Records from a collection:
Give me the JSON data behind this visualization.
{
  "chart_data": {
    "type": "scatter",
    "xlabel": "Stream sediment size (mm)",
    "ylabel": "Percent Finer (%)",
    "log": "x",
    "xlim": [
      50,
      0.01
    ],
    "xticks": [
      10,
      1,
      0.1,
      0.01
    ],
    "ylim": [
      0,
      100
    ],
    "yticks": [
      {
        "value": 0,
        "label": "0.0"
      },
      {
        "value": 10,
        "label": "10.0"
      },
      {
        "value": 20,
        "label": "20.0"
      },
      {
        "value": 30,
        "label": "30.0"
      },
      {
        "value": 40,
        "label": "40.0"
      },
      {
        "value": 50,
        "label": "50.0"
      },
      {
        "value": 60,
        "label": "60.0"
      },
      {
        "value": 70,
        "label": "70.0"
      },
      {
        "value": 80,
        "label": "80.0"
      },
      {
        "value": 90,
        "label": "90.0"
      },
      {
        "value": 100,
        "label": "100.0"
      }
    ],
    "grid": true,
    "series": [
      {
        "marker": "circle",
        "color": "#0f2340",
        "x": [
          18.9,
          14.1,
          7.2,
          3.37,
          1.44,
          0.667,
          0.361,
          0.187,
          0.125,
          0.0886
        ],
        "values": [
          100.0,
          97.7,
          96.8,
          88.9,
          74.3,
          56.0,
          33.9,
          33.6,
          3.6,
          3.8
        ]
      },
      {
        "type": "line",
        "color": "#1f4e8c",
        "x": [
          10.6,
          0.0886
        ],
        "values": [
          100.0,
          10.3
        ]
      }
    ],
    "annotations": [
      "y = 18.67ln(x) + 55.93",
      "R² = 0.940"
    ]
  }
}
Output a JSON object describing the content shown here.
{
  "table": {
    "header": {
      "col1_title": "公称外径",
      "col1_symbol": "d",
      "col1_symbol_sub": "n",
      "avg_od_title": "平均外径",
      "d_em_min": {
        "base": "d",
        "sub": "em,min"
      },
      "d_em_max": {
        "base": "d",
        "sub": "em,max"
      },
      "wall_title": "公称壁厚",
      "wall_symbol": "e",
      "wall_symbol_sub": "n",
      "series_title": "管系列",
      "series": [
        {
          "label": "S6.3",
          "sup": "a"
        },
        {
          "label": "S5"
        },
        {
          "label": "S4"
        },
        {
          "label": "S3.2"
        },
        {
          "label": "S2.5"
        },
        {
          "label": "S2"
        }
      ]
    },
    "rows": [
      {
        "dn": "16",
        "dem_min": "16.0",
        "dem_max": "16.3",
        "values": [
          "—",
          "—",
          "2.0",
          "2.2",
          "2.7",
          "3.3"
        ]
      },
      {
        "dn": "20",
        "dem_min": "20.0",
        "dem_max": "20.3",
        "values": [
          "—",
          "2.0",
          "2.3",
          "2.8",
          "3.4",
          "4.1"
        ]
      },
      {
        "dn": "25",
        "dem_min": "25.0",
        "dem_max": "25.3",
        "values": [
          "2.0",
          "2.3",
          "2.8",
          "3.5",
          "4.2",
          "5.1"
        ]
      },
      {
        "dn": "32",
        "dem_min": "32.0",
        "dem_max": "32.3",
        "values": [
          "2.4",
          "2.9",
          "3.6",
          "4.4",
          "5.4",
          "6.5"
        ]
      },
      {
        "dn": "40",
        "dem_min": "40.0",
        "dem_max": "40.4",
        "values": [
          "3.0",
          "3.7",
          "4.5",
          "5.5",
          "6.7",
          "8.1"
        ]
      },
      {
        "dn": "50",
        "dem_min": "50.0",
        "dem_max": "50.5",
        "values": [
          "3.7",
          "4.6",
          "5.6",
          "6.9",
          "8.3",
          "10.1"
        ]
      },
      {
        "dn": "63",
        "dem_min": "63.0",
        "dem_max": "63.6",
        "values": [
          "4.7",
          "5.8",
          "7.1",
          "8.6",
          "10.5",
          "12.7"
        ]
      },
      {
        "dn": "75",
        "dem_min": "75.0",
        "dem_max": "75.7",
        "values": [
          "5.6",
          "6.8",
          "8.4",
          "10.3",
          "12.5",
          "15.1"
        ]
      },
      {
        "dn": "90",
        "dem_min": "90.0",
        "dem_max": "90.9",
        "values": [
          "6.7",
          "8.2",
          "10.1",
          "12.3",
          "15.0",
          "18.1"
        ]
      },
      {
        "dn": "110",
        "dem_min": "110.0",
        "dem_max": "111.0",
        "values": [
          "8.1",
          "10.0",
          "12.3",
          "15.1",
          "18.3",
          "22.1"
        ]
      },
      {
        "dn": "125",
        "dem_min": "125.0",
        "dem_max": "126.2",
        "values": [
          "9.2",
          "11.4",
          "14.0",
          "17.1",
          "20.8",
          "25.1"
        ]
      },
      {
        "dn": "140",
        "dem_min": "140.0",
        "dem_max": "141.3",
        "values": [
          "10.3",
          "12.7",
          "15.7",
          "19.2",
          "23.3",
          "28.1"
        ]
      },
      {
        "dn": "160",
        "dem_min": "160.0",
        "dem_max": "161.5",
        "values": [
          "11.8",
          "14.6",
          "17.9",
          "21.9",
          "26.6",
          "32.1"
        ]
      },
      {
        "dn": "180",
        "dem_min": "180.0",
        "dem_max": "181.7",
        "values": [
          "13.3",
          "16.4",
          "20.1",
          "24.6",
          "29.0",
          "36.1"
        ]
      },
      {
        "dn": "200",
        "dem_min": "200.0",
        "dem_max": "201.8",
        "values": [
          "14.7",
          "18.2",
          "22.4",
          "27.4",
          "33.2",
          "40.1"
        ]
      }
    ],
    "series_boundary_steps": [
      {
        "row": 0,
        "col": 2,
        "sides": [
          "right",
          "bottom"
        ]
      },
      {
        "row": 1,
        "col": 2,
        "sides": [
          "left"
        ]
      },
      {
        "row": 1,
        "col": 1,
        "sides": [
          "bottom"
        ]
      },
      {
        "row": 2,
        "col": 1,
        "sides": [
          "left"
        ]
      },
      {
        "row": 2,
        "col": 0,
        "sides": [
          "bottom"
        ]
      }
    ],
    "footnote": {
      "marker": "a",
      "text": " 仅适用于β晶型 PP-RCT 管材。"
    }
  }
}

What to do:
Reproduce each entry exactly, leaving out nothing.

Full solution:
Give me the JSON data behind this visualization.
{
  "chart_data": {
    "type": "scatter",
    "xlabel": "Stream sediment size (mm)",
    "ylabel": "Percent Finer (%)",
    "log": "x",
    "xlim": [
      50,
      0.01
    ],
    "xticks": [
      10,
      1,
      0.1,
      0.01
    ],
    "ylim": [
      0,
      100
    ],
    "yticks": [
      {
        "value": 0,
        "label": "0.0"
      },
      {
        "value": 10,
        "label": "10.0"
      },
      {
        "value": 20,
        "label": "20.0"
      },
      {
        "value": 30,
        "label": "30.0"
      },
      {
        "value": 40,
        "label": "40.0"
      },
      {
        "value": 50,
        "label": "50.0"
      },
      {
        "value": 60,
        "label": "60.0"
      },
      {
        "value": 70,
        "label": "70.0"
      },
      {
        "value": 80,
        "label": "80.0"
      },
      {
        "value": 90,
        "label": "90.0"
      },
      {
        "value": 100,
        "label": "100.0"
      }
    ],
    "grid": true,
    "series": [
      {
        "marker": "circle",
        "color": "#0f2340",
        "x": [
          18.9,
          14.1,
          7.2,
          3.37,
          1.44,
          0.667,
          0.361,
          0.187,
          0.125,
          0.0886
        ],
        "values": [
          100.0,
          97.7,
          96.8,
          88.9,
          74.3,
          56.0,
          33.9,
          33.6,
          3.6,
          3.8
        ]
      },
      {
        "type": "line",
        "color": "#1f4e8c",
        "x": [
          10.6,
          0.0886
        ],
        "values": [
          100.0,
          10.3
        ]
      }
    ],
    "annotations": [
      "y = 18.67ln(x) + 55.93",
      "R² = 0.940"
    ]
  }
}
Output a JSON object describing the content shown here.
{
  "table": {
    "header": {
      "col1_title": "公称外径",
      "col1_symbol": "d",
      "col1_symbol_sub": "n",
      "avg_od_title": "平均外径",
      "d_em_min": {
        "base": "d",
        "sub": "em,min"
      },
      "d_em_max": {
        "base": "d",
        "sub": "em,max"
      },
      "wall_title": "公称壁厚",
      "wall_symbol": "e",
      "wall_symbol_sub": "n",
      "series_title": "管系列",
      "series": [
        {
          "label": "S6.3",
          "sup": "a"
        },
        {
          "label": "S5"
        },
        {
          "label": "S4"
        },
        {
          "label": "S3.2"
        },
        {
          "label": "S2.5"
        },
        {
          "label": "S2"
        }
      ]
    },
    "rows": [
      {
        "dn": "16",
        "dem_min": "16.0",
        "dem_max": "16.3",
        "values": [
          "—",
          "—",
          "2.0",
          "2.2",
          "2.7",
          "3.3"
        ]
      },
      {
        "dn": "20",
        "dem_min": "20.0",
        "dem_max": "20.3",
        "values": [
          "—",
          "2.0",
          "2.3",
          "2.8",
          "3.4",
          "4.1"
        ]
      },
      {
        "dn": "25",
        "dem_min": "25.0",
        "dem_max": "25.3",
        "values": [
          "2.0",
          "2.3",
          "2.8",
          "3.5",
          "4.2",
          "5.1"
        ]
      },
      {
        "dn": "32",
        "dem_min": "32.0",
        "dem_max": "32.3",
        "values": [
          "2.4",
          "2.9",
          "3.6",
          "4.4",
          "5.4",
          "6.5"
        ]
      },
      {
        "dn": "40",
        "dem_min": "40.0",
        "dem_max": "40.4",
        "values": [
          "3.0",
          "3.7",
          "4.5",
          "5.5",
          "6.7",
          "8.1"
        ]
      },
      {
        "dn": "50",
        "dem_min": "50.0",
        "dem_max": "50.5",
        "values": [
          "3.7",
          "4.6",
          "5.6",
          "6.9",
          "8.3",
          "10.1"
        ]
      },
      {
        "dn": "63",
        "dem_min": "63.0",
        "dem_max": "63.6",
        "values": [
          "4.7",
          "5.8",
          "7.1",
          "8.6",
          "10.5",
          "12.7"
        ]
      },
      {
        "dn": "75",
        "dem_min": "75.0",
        "dem_max": "75.7",
        "values": [
          "5.6",
          "6.8",
          "8.4",
          "10.3",
          "12.5",
          "15.1"
        ]
      },
      {
        "dn": "90",
        "dem_min": "90.0",
        "dem_max": "90.9",
        "values": [
          "6.7",
          "8.2",
          "10.1",
          "12.3",
          "15.0",
          "18.1"
        ]
      },
      {
        "dn": "110",
        "dem_min": "110.0",
        "dem_max": "111.0",
        "values": [
          "8.1",
          "10.0",
          "12.3",
          "15.1",
          "18.3",
          "22.1"
        ]
      },
      {
        "dn": "125",
        "dem_min": "125.0",
        "dem_max": "126.2",
        "values": [
          "9.2",
          "11.4",
          "14.0",
          "17.1",
          "20.8",
          "25.1"
        ]
      },
      {
        "dn": "140",
        "dem_min": "140.0",
        "dem_max": "141.3",
        "values": [
          "10.3",
          "12.7",
          "15.7",
          "19.2",
          "23.3",
          "28.1"
        ]
      },
      {
        "dn": "160",
        "dem_min": "160.0",
        "dem_max": "161.5",
        "values": [
          "11.8",
          "14.6",
          "17.9",
          "21.9",
          "26.6",
          "32.1"
        ]
      },
      {
        "dn": "180",
        "dem_min": "180.0",
        "dem_max": "181.7",
        "values": [
          "13.3",
          "16.4",
          "20.1",
          "24.6",
          "29.0",
          "36.1"
        ]
      },
      {
        "dn": "200",
        "dem_min": "200.0",
        "dem_max": "201.8",
        "values": [
          "14.7",
          "18.2",
          "22.4",
          "27.4",
          "33.2",
          "40.1"
        ]
      }
    ],
    "series_boundary_steps": [
      {
        "row": 0,
        "col": 2,
        "sides": [
          "right",
          "bottom"
        ]
      },
      {
        "row": 1,
        "col": 2,
        "sides": [
          "left"
        ]
      },
      {
        "row": 1,
        "col": 1,
        "sides": [
          "bottom"
        ]
      },
      {
        "row": 2,
        "col": 1,
        "sides": [
          "left"
        ]
      },
      {
        "row": 2,
        "col": 0,
        "sides": [
          "bottom"
        ]
      }
    ],
    "footnote": {
      "marker": "a",
      "text": " 仅适用于β晶型 PP-RCT 管材。"
    }
  }
}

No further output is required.